## RAW DATA:

— START —

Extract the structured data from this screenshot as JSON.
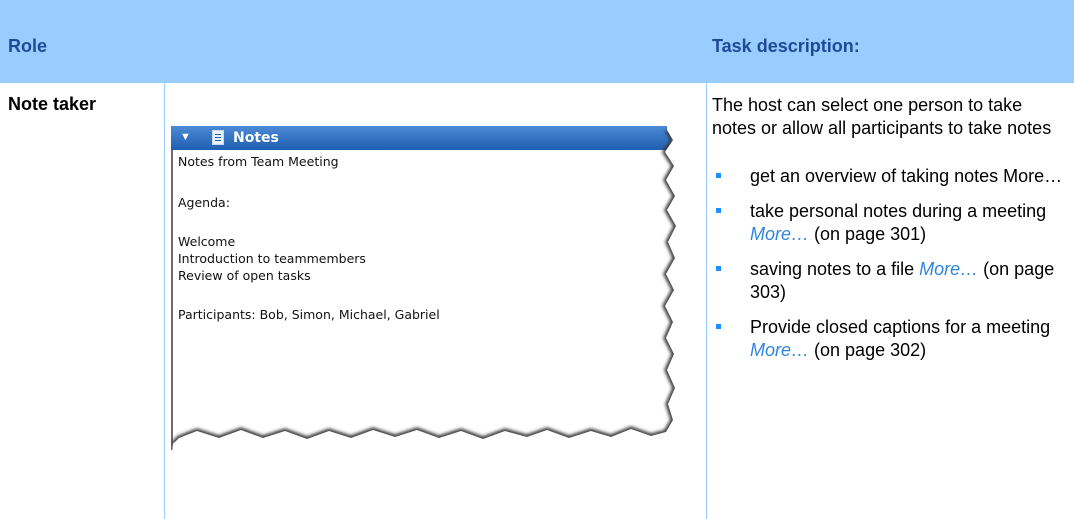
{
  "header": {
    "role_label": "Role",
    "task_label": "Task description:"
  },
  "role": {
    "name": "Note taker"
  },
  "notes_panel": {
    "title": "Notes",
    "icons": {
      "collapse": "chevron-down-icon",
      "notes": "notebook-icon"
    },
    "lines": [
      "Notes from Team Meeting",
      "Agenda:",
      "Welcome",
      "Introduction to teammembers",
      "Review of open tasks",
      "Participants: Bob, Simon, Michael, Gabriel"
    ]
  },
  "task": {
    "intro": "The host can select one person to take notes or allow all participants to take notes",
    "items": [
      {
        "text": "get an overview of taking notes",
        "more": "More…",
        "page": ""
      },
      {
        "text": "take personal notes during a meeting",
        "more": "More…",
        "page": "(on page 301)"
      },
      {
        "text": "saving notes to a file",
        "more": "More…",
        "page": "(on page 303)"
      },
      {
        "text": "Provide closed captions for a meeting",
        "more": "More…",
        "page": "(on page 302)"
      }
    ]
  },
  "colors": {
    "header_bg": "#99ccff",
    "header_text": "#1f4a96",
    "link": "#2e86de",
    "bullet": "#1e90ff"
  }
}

— END —
— START —

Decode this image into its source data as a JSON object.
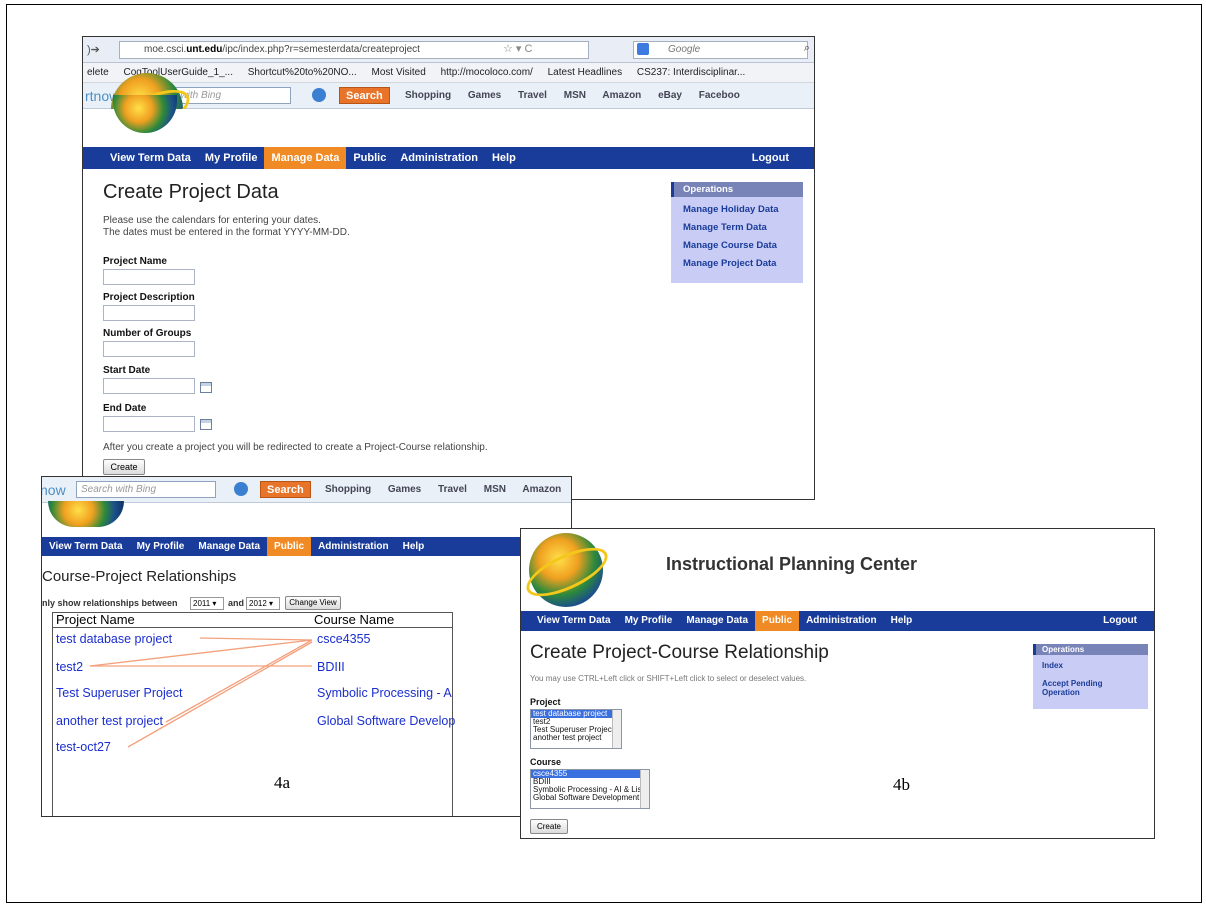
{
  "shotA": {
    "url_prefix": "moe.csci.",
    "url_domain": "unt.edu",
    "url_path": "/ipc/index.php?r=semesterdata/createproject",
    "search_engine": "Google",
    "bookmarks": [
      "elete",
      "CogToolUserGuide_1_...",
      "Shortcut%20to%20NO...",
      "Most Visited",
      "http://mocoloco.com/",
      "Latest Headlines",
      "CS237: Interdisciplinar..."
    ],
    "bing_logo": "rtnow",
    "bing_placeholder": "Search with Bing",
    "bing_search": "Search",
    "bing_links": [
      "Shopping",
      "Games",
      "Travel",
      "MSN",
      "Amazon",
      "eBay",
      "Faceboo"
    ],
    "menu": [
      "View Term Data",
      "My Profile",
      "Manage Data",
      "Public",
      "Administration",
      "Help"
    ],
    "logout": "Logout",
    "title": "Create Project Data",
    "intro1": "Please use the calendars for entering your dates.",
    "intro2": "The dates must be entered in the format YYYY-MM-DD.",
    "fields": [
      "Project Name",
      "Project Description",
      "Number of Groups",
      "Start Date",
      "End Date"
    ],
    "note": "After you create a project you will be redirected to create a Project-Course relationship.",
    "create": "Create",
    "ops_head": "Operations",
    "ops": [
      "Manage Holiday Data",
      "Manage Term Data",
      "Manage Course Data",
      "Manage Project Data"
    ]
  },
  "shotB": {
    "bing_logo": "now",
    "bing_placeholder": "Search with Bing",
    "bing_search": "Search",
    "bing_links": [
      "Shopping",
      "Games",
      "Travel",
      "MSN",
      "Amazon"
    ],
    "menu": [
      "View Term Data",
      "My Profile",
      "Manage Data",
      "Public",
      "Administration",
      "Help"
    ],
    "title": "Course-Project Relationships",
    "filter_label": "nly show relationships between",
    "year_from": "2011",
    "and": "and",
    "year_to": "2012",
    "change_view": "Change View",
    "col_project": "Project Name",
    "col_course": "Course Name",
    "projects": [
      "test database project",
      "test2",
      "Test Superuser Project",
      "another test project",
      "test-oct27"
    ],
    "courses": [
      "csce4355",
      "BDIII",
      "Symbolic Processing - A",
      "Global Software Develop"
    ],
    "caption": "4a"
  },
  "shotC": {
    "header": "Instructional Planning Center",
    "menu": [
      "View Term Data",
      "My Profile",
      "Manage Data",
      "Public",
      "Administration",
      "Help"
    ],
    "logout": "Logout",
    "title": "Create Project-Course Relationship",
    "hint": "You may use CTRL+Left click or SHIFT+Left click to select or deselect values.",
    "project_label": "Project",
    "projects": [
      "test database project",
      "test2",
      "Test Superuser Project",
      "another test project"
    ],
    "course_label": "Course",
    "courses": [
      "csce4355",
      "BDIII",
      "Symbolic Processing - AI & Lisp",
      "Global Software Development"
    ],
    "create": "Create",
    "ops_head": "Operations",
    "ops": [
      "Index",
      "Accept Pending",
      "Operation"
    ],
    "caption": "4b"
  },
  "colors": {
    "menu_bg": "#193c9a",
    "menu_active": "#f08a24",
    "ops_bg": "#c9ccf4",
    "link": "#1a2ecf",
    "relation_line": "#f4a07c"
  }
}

— END —

## STATED EXERCISE:
Scan the records for the string "Software". Copy each line in which it appears.

## RESPONSE TO THE EXERCISE:
      "Global Software Develop"
      "Global Software Development"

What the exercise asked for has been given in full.